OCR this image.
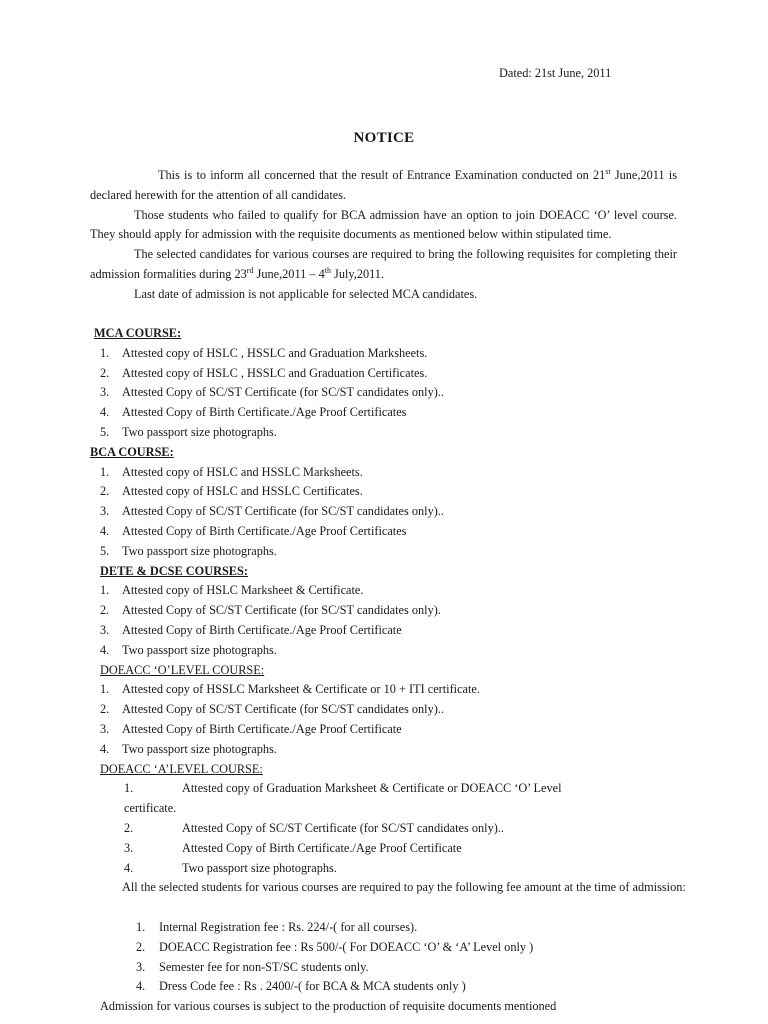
Dated: 21st June, 2011
NOTICE

This is to inform all concerned that the result of Entrance Examination conducted on 21st June,2011 is declared herewith for the attention of all candidates.

Those students who failed to qualify for BCA admission have an option to join DOEACC ‘O’ level course. They should apply for admission with the requisite documents as mentioned below within stipulated time.

The selected candidates for various courses are required to bring the following requisites for completing their admission formalities during 23rd June,2011 – 4th July,2011.

Last date of admission is not applicable for selected MCA candidates.

MCA COURSE:
1. Attested copy of HSLC , HSSLC and Graduation Marksheets.
2. Attested copy of HSLC , HSSLC and Graduation Certificates.
3. Attested Copy of SC/ST Certificate (for SC/ST candidates only)..
4. Attested Copy of Birth Certificate./Age Proof Certificates
5. Two passport size photographs.
BCA COURSE:
1. Attested copy of HSLC and HSSLC Marksheets.
2. Attested copy of HSLC and HSSLC Certificates.
3. Attested Copy of SC/ST Certificate (for SC/ST candidates only)..
4. Attested Copy of Birth Certificate./Age Proof Certificates
5. Two passport size photographs.
DETE & DCSE COURSES:
1. Attested copy of HSLC Marksheet & Certificate.
2. Attested Copy of SC/ST Certificate (for SC/ST candidates only).
3. Attested Copy of Birth Certificate./Age Proof Certificate
4. Two passport size photographs.
DOEACC ‘O’LEVEL COURSE:
1. Attested copy of HSSLC Marksheet & Certificate or 10 + ITI certificate.
2. Attested Copy of SC/ST Certificate (for SC/ST candidates only)..
3. Attested Copy of Birth Certificate./Age Proof Certificate
4. Two passport size photographs.
DOEACC ‘A’LEVEL COURSE:
1.	Attested copy of Graduation Marksheet & Certificate or DOEACC ‘O’ Level
certificate.
2.	Attested Copy of SC/ST Certificate (for SC/ST candidates only)..
3.	Attested Copy of Birth Certificate./Age Proof Certificate
4.	Two passport size photographs.
All the selected students for various courses are required to pay the following fee amount at the time of admission:
1. Internal Registration fee : Rs. 224/-( for all courses).
2. DOEACC Registration fee : Rs 500/-( For DOEACC ‘O’ & ‘A’ Level only )
3. Semester fee for non-ST/SC students only.
4. Dress Code fee : Rs . 2400/-( for BCA & MCA students only )
Admission for various courses is subject to the production of requisite documents mentioned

════════════════════

■ DESCRIPTION OF THE TASK ■
Each line with the string "June" in it needs to be found and copied.

■ FINAL RESULT ■
Dated: 21st June, 2011
This is to inform all concerned that the result of Entrance Examination conducted on 21st June,2011 is declared herewith for the attention of all candidates.
The selected candidates for various courses are required to bring the following requisites for completing their admission formalities during 23rd June,2011 – 4th July,2011.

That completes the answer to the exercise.